Direction
All of the data below should be written out exactly.

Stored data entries
━━━━━━━━━━━━━━━━━━━━━━━━━━━━━━
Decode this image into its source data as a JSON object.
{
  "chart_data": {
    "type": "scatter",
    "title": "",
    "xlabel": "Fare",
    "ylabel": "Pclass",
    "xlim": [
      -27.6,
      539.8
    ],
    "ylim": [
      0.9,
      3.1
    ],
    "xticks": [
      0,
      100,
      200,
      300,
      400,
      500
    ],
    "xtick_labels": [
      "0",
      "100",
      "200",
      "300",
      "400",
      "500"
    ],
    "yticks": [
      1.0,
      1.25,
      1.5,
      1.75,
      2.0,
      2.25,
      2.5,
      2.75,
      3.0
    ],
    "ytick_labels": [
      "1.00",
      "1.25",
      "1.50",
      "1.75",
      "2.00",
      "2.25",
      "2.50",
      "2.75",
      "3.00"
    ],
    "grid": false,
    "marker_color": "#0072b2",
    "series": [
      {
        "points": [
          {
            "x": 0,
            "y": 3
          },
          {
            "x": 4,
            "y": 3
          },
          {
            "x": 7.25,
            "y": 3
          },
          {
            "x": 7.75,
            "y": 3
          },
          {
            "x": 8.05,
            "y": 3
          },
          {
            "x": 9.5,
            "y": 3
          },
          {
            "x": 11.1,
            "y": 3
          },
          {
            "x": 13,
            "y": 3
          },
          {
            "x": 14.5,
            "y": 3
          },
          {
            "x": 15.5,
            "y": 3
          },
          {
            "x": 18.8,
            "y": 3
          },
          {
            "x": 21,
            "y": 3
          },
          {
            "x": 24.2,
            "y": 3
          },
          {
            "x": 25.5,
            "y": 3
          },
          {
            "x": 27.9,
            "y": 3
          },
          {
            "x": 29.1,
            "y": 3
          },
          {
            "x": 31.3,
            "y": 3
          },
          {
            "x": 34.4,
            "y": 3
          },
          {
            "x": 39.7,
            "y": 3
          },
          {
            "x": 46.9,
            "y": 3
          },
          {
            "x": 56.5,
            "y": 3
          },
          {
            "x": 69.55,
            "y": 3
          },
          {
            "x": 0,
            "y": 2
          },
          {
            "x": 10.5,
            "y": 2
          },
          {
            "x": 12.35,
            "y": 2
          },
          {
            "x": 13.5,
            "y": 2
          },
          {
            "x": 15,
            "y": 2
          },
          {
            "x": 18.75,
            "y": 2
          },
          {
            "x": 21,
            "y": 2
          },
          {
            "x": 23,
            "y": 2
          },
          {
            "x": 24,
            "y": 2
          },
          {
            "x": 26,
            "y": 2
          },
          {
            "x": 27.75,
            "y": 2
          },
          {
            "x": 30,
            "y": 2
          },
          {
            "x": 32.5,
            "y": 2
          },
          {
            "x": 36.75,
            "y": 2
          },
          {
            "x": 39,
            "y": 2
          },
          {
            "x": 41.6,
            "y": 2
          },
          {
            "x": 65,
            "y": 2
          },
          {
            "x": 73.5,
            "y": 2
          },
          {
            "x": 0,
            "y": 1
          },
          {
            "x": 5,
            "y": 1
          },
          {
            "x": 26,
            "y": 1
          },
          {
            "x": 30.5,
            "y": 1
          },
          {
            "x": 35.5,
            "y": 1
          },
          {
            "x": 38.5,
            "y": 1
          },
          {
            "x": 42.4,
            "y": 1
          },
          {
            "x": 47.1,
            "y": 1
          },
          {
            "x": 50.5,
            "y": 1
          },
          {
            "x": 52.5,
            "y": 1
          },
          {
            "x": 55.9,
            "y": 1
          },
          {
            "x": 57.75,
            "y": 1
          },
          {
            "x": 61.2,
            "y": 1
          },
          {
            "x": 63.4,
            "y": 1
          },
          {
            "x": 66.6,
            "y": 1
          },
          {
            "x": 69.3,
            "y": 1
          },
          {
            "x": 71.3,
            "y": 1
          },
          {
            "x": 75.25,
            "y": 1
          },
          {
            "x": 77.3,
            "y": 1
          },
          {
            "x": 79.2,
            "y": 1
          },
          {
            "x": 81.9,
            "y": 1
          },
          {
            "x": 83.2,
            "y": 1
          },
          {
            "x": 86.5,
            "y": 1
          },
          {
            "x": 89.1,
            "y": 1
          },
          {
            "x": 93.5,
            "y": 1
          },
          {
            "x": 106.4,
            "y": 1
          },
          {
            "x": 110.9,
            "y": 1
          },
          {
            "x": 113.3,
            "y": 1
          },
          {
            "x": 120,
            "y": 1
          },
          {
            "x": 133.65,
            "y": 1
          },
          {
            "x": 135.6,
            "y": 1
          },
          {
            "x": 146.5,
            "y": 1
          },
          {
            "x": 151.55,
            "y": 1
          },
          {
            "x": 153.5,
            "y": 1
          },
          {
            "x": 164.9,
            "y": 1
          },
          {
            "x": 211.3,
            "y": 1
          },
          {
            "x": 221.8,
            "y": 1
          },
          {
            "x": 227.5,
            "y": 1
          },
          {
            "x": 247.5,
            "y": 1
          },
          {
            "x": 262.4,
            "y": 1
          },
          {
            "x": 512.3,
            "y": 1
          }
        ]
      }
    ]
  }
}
━━━━━━━━━━━━━━━━━━━━━━━━━━━━━━
Answer for the task
Decode this image into its source data as a JSON object.
{
  "chart_data": {
    "type": "scatter",
    "title": "",
    "xlabel": "Fare",
    "ylabel": "Pclass",
    "xlim": [
      -27.6,
      539.8
    ],
    "ylim": [
      0.9,
      3.1
    ],
    "xticks": [
      0,
      100,
      200,
      300,
      400,
      500
    ],
    "xtick_labels": [
      "0",
      "100",
      "200",
      "300",
      "400",
      "500"
    ],
    "yticks": [
      1.0,
      1.25,
      1.5,
      1.75,
      2.0,
      2.25,
      2.5,
      2.75,
      3.0
    ],
    "ytick_labels": [
      "1.00",
      "1.25",
      "1.50",
      "1.75",
      "2.00",
      "2.25",
      "2.50",
      "2.75",
      "3.00"
    ],
    "grid": false,
    "marker_color": "#0072b2",
    "series": [
      {
        "points": [
          {
            "x": 0,
            "y": 3
          },
          {
            "x": 4,
            "y": 3
          },
          {
            "x": 7.25,
            "y": 3
          },
          {
            "x": 7.75,
            "y": 3
          },
          {
            "x": 8.05,
            "y": 3
          },
          {
            "x": 9.5,
            "y": 3
          },
          {
            "x": 11.1,
            "y": 3
          },
          {
            "x": 13,
            "y": 3
          },
          {
            "x": 14.5,
            "y": 3
          },
          {
            "x": 15.5,
            "y": 3
          },
          {
            "x": 18.8,
            "y": 3
          },
          {
            "x": 21,
            "y": 3
          },
          {
            "x": 24.2,
            "y": 3
          },
          {
            "x": 25.5,
            "y": 3
          },
          {
            "x": 27.9,
            "y": 3
          },
          {
            "x": 29.1,
            "y": 3
          },
          {
            "x": 31.3,
            "y": 3
          },
          {
            "x": 34.4,
            "y": 3
          },
          {
            "x": 39.7,
            "y": 3
          },
          {
            "x": 46.9,
            "y": 3
          },
          {
            "x": 56.5,
            "y": 3
          },
          {
            "x": 69.55,
            "y": 3
          },
          {
            "x": 0,
            "y": 2
          },
          {
            "x": 10.5,
            "y": 2
          },
          {
            "x": 12.35,
            "y": 2
          },
          {
            "x": 13.5,
            "y": 2
          },
          {
            "x": 15,
            "y": 2
          },
          {
            "x": 18.75,
            "y": 2
          },
          {
            "x": 21,
            "y": 2
          },
          {
            "x": 23,
            "y": 2
          },
          {
            "x": 24,
            "y": 2
          },
          {
            "x": 26,
            "y": 2
          },
          {
            "x": 27.75,
            "y": 2
          },
          {
            "x": 30,
            "y": 2
          },
          {
            "x": 32.5,
            "y": 2
          },
          {
            "x": 36.75,
            "y": 2
          },
          {
            "x": 39,
            "y": 2
          },
          {
            "x": 41.6,
            "y": 2
          },
          {
            "x": 65,
            "y": 2
          },
          {
            "x": 73.5,
            "y": 2
          },
          {
            "x": 0,
            "y": 1
          },
          {
            "x": 5,
            "y": 1
          },
          {
            "x": 26,
            "y": 1
          },
          {
            "x": 30.5,
            "y": 1
          },
          {
            "x": 35.5,
            "y": 1
          },
          {
            "x": 38.5,
            "y": 1
          },
          {
            "x": 42.4,
            "y": 1
          },
          {
            "x": 47.1,
            "y": 1
          },
          {
            "x": 50.5,
            "y": 1
          },
          {
            "x": 52.5,
            "y": 1
          },
          {
            "x": 55.9,
            "y": 1
          },
          {
            "x": 57.75,
            "y": 1
          },
          {
            "x": 61.2,
            "y": 1
          },
          {
            "x": 63.4,
            "y": 1
          },
          {
            "x": 66.6,
            "y": 1
          },
          {
            "x": 69.3,
            "y": 1
          },
          {
            "x": 71.3,
            "y": 1
          },
          {
            "x": 75.25,
            "y": 1
          },
          {
            "x": 77.3,
            "y": 1
          },
          {
            "x": 79.2,
            "y": 1
          },
          {
            "x": 81.9,
            "y": 1
          },
          {
            "x": 83.2,
            "y": 1
          },
          {
            "x": 86.5,
            "y": 1
          },
          {
            "x": 89.1,
            "y": 1
          },
          {
            "x": 93.5,
            "y": 1
          },
          {
            "x": 106.4,
            "y": 1
          },
          {
            "x": 110.9,
            "y": 1
          },
          {
            "x": 113.3,
            "y": 1
          },
          {
            "x": 120,
            "y": 1
          },
          {
            "x": 133.65,
            "y": 1
          },
          {
            "x": 135.6,
            "y": 1
          },
          {
            "x": 146.5,
            "y": 1
          },
          {
            "x": 151.55,
            "y": 1
          },
          {
            "x": 153.5,
            "y": 1
          },
          {
            "x": 164.9,
            "y": 1
          },
          {
            "x": 211.3,
            "y": 1
          },
          {
            "x": 221.8,
            "y": 1
          },
          {
            "x": 227.5,
            "y": 1
          },
          {
            "x": 247.5,
            "y": 1
          },
          {
            "x": 262.4,
            "y": 1
          },
          {
            "x": 512.3,
            "y": 1
          }
        ]
      }
    ]
  }
}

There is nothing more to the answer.